◆ COMPITI DELL'ESERCIZIO:
1. Elenca tutte le espressioni che nel brano compaiono tra virgolette.
2. Indica se ciascuna delle seguenti affermazioni concorda con il brano, rispondendo sì o no e citando le parole decisive del testo.
(a) Il brano definisce l'accanimento come il prolungamento di uno stato di sofferenza fisica.
(b) Il brano paragona la questione a quella delle donne islamiche costrette a indossare il burqa.
(c) Il brano afferma che a impedire trasfusioni e trapianti è il Dio cattolico.
3. Ripeti alla lettera la parte del brano che inizia con le parole "Non posso però" e termina con le parole "eccepire; come mai?".

═════ BRANO DEL DOCUMENTO

Altra faccenda, con ben altri risvolti, è quella che, secondo la mia opinione, rientra più legittimamente nella definizione di "accanimento": l'attività medica volta a prolungare nel paziente non tanto uno stato di sofferenza fisica, ma piuttosto una condizione di "mancanza di dignità".
Apro una parentesi. Ciò che mi sorprende, e non poco, è che la difesa strenua dell'obiezione di coscienza del paziente arriva spesso da quelle stesse persone che in altre situazioni esigono la totale indipendenza del mondo laico (con le sue leggi) da quello religioso (con le sue chiusure mentali). Mi domando: queste persone, così brave a "comprendere il prossimo", si sono mai domandate come la penserebbe un obiettore di coscienza se reso psicologicamente indipendente dal mondo che l'ha indottrinato? È più o meno lo stesso problema che si pone nei confronti delle donne islamiche costrette a indossare il burqa; ma lasciamo stare.
Non posso però non chiedermi anche: tutti questi "empatici", come la penserebbero se ad impedire trasfusioni e trapianti non fosse Geova, ma il Dio cattolico? Penso di avere, oggigiorno, un motivo per farmi questa domanda: dare del lobotomizzato a un cattolico che sceglie di restare vergine fino al matrimonio và bene, ma se Geova dice "vaffancùlo e crepa anche se non è il momento"... nulla da eccepire; come mai?

══════════
═════ DATI DA ANALIZZARE

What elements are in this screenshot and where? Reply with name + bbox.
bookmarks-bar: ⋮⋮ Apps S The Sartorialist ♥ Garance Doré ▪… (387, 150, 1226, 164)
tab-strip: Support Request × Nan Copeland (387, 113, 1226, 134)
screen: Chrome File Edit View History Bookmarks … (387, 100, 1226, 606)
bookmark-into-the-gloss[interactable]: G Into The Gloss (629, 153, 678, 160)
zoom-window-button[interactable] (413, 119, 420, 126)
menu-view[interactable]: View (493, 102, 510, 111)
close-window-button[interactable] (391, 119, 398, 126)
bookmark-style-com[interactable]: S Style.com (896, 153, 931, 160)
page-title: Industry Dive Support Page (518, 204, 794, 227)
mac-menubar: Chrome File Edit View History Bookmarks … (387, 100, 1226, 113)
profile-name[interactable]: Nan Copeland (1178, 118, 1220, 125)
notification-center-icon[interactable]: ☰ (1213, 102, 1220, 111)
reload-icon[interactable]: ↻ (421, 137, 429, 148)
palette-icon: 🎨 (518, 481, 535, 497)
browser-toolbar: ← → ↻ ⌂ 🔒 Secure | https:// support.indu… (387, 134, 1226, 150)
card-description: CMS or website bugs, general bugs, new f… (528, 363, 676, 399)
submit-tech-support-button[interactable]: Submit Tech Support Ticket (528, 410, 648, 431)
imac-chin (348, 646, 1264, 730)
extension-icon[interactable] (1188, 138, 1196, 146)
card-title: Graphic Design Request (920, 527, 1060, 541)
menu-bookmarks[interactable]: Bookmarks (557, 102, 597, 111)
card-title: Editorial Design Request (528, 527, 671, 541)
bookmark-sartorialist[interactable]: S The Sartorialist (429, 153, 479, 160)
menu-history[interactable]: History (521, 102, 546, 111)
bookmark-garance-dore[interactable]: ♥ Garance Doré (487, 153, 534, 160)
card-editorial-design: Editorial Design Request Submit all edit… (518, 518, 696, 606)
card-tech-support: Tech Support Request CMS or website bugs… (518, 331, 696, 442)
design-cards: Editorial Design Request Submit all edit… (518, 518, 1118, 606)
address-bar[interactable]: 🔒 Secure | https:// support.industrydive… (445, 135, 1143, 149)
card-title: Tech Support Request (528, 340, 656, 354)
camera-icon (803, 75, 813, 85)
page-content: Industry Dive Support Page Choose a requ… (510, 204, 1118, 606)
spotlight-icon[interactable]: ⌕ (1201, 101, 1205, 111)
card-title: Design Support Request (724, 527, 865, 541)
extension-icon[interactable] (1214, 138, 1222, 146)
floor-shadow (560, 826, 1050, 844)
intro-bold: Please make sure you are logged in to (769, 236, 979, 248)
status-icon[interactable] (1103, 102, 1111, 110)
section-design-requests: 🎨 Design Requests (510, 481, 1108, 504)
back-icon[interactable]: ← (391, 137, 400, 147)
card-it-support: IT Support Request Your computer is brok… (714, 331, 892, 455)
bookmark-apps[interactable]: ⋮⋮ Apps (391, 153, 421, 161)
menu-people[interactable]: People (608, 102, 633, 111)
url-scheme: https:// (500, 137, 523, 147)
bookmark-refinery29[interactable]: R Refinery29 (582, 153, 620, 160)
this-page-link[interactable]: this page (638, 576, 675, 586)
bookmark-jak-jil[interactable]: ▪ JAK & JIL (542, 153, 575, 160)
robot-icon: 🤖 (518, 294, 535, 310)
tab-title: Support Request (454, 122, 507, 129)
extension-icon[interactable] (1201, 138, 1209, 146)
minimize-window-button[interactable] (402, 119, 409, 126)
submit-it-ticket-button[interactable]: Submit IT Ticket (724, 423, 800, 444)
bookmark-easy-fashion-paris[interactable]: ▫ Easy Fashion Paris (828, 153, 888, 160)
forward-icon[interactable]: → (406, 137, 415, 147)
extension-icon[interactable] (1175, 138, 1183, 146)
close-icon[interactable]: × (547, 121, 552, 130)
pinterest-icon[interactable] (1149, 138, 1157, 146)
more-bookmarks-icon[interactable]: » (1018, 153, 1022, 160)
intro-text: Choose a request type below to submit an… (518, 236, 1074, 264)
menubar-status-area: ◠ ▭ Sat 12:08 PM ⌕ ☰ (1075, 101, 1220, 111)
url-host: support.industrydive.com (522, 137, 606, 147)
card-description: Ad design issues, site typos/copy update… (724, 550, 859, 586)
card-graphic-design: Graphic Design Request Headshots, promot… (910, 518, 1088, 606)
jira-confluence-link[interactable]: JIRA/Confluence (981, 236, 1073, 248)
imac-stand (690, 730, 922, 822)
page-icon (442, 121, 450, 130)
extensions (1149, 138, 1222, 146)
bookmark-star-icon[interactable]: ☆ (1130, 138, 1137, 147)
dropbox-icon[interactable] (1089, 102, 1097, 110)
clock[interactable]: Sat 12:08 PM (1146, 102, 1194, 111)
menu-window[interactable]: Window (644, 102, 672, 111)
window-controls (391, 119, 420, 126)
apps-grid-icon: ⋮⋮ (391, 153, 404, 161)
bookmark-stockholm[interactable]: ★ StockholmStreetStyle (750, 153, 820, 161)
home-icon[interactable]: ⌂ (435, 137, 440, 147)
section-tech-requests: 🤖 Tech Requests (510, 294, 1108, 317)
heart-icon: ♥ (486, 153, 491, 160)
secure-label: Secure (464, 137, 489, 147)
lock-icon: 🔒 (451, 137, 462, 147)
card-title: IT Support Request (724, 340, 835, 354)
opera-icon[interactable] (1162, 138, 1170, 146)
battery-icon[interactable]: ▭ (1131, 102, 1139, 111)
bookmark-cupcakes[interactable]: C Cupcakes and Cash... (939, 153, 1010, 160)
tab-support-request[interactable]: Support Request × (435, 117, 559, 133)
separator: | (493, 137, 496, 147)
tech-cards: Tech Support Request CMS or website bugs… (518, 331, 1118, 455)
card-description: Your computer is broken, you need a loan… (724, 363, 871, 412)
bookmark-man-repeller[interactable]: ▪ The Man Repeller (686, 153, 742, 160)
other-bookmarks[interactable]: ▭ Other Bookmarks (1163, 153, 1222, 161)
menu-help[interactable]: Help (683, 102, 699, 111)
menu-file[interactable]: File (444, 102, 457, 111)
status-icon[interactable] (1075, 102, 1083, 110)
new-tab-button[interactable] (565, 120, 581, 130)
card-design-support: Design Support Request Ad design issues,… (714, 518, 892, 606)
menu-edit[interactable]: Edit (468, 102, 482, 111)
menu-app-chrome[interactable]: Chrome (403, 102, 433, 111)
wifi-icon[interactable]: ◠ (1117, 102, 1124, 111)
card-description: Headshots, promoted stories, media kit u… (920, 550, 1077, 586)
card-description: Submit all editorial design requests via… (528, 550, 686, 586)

══════════

◆ SOLUZIONI:
1.
- "accanimento"
- "mancanza di dignità"
- "comprendere il prossimo"
- "empatici"
- "vaffancùlo e crepa anche se non è il momento"

2.
(a) No: "non tanto uno stato di sofferenza fisica, ma piuttosto una condizione di "mancanza di dignità"".
(b) Sì: "È più o meno lo stesso problema che si pone nei confronti delle donne islamiche costrette a indossare il burqa".
(c) No: "se ad impedire trasfusioni e trapianti non fosse Geova, ma il Dio cattolico".

3.
Non posso però non chiedermi anche: tutti questi "empatici", come la penserebbero se ad impedire trasfusioni e trapianti non fosse Geova, ma il Dio cattolico? Penso di avere, oggigiorno, un motivo per farmi questa domanda: dare del lobotomizzato a un cattolico che sceglie di restare vergine fino al matrimonio và bene, ma se Geova dice "vaffancùlo e crepa anche se non è il momento"... nulla da eccepire; come mai?